**Exercise description:**
Collect every line in the records that contains the string "icon", treating uppercase and lowercase as different.
━━ Input rows ━━
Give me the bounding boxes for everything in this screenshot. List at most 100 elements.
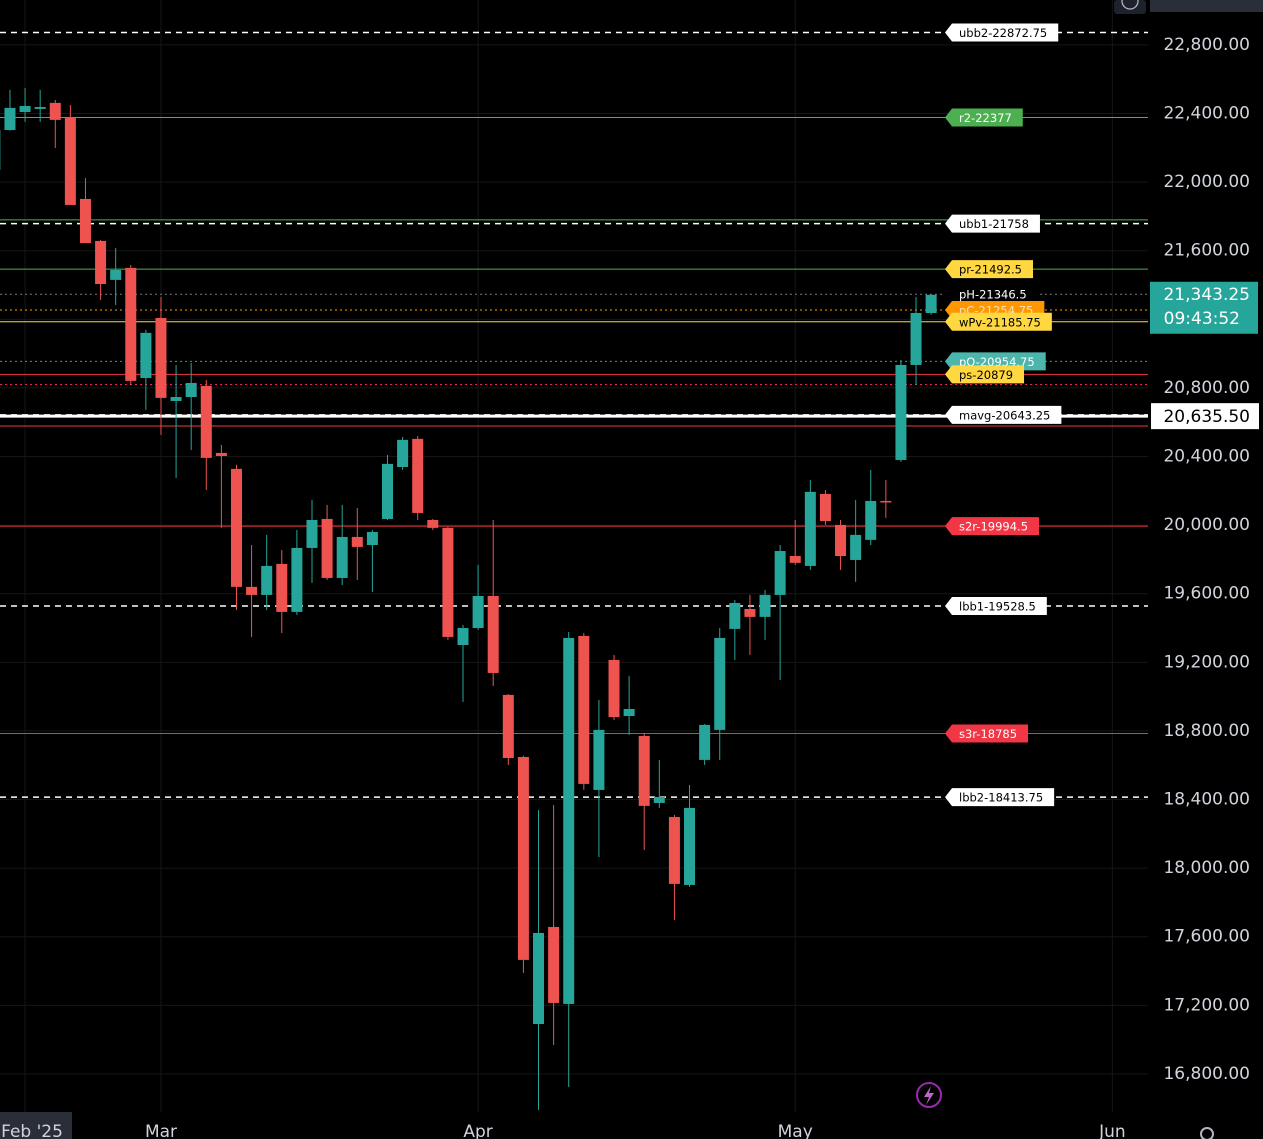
- y-tick-label: 20,400.00: [1163, 447, 1250, 467]
- lightning-bolt: [924, 1086, 934, 1105]
- lightning-icon[interactable]: [916, 1082, 942, 1108]
- level-tag: [945, 108, 1023, 127]
- level-tag: [945, 214, 1040, 233]
- candle-body: [472, 595, 484, 629]
- top-price-box: [1150, 0, 1263, 12]
- x-tick-label: May: [778, 1122, 813, 1139]
- candle-body: [276, 563, 288, 612]
- price-axis: [1148, 0, 1263, 1112]
- candle-body: [200, 385, 212, 458]
- x-tick-label: Mar: [145, 1122, 177, 1139]
- candle-body: [925, 294, 937, 313]
- info-icon[interactable]: [1121, 0, 1139, 10]
- candle-body: [215, 452, 227, 457]
- level-tag: [945, 312, 1052, 331]
- last-price-box: [1150, 281, 1258, 334]
- candle-body: [880, 500, 892, 503]
- candle-body: [759, 594, 771, 617]
- candle-body: [306, 519, 318, 548]
- level-tag-label: pH-21346.5: [959, 288, 1027, 302]
- candle-body: [895, 364, 907, 460]
- level-tag-label: wPv-21185.75: [959, 315, 1041, 329]
- level-tag: [945, 365, 1025, 384]
- candle-body: [729, 602, 741, 629]
- candle-body: [321, 518, 333, 578]
- candles: [0, 87, 937, 1110]
- candle-body: [397, 439, 409, 467]
- candle-body: [548, 926, 560, 1003]
- level-tag-label: ubb2-22872.75: [959, 26, 1047, 40]
- candle-body: [79, 198, 91, 244]
- y-tick-label: 19,600.00: [1163, 584, 1250, 604]
- candle-body: [744, 608, 756, 617]
- level-tag-label: mavg-20643.25: [959, 408, 1050, 422]
- candle-body: [427, 519, 439, 528]
- y-tick-label: 17,200.00: [1163, 995, 1250, 1015]
- level-tag: [945, 724, 1029, 743]
- candle-body: [336, 536, 348, 578]
- level-tag-label: pr-21492.5: [959, 263, 1022, 277]
- level-tag: [944, 284, 1039, 304]
- y-tick-label: 22,000.00: [1163, 172, 1250, 192]
- y-tick-label: 18,800.00: [1163, 721, 1250, 741]
- candle-body: [533, 932, 545, 1025]
- level-tag-label: lbb2-18413.75: [959, 791, 1043, 805]
- candle-body: [351, 536, 363, 547]
- level-tag: [945, 260, 1033, 279]
- x-tick-label: Feb '25: [1, 1122, 63, 1139]
- candle-body: [366, 531, 378, 546]
- candle-body: [714, 637, 726, 730]
- level-tag: [945, 517, 1040, 536]
- level-tag-label: lbb1-19528.5: [959, 599, 1036, 613]
- candle-body: [185, 382, 197, 398]
- candle-body: [668, 817, 680, 884]
- candle-body: [95, 240, 107, 285]
- y-tick-label: 20,800.00: [1163, 378, 1250, 398]
- candle-body: [170, 397, 182, 401]
- candle-body: [64, 116, 76, 205]
- candle-body: [578, 635, 590, 784]
- y-tick-label: 22,800.00: [1163, 35, 1250, 55]
- candle-body: [804, 491, 816, 566]
- candle-body: [110, 269, 122, 280]
- candle-body: [684, 807, 696, 885]
- candle-body: [4, 107, 16, 130]
- candle-body: [230, 468, 242, 587]
- level-tag: [945, 405, 1062, 424]
- candle-body: [517, 756, 529, 960]
- axes: 16,800.00 17,200.00 17,600.00 18,000.00 18,4…: [0, 35, 1259, 1139]
- y-tick-label: 22,400.00: [1163, 104, 1250, 124]
- candle-body: [819, 493, 831, 522]
- y-tick-label: 21,600.00: [1163, 241, 1250, 261]
- candle-body: [412, 438, 424, 513]
- settings-icon[interactable]: [1200, 1127, 1214, 1139]
- level-tags: ubb2-22872.75 r2-22377 ubb1-21758 pr-21492.…: [944, 23, 1062, 807]
- candle-body: [49, 102, 61, 120]
- level-tag-label: s2r-19994.5: [959, 520, 1028, 534]
- candle-body: [502, 694, 514, 759]
- top-button[interactable]: [1114, 0, 1146, 14]
- candle-body: [261, 565, 273, 595]
- y-tick-label: 16,800.00: [1163, 1064, 1250, 1084]
- level-tag-label: ubb1-21758: [959, 217, 1029, 231]
- candle-body: [850, 534, 862, 560]
- candle-body: [19, 105, 31, 112]
- level-tag-label: ps-20879: [959, 368, 1013, 382]
- candle-body: [593, 729, 605, 790]
- candle-body: [487, 595, 499, 673]
- marker-label: 20,635.50: [1163, 407, 1250, 427]
- y-tick-label: 20,000.00: [1163, 515, 1250, 535]
- y-tick-label: 18,400.00: [1163, 790, 1250, 810]
- x-tick-label: Jun: [1098, 1122, 1126, 1139]
- candle-body: [910, 312, 922, 365]
- candle-body: [457, 628, 469, 646]
- candle-body: [125, 267, 137, 381]
- candle-body: [774, 551, 786, 595]
- candle-body: [34, 107, 46, 109]
- candle-body: [789, 556, 801, 563]
- level-tag-label: r2-22377: [959, 111, 1012, 125]
- level-tag: [945, 788, 1055, 807]
- candle-body: [140, 332, 152, 378]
━━━
**Output for this task:**
- lightning-icon[interactable]: [916, 1082, 942, 1108]
- info-icon[interactable]: [1121, 0, 1139, 10]
- settings-icon[interactable]: [1200, 1127, 1214, 1139]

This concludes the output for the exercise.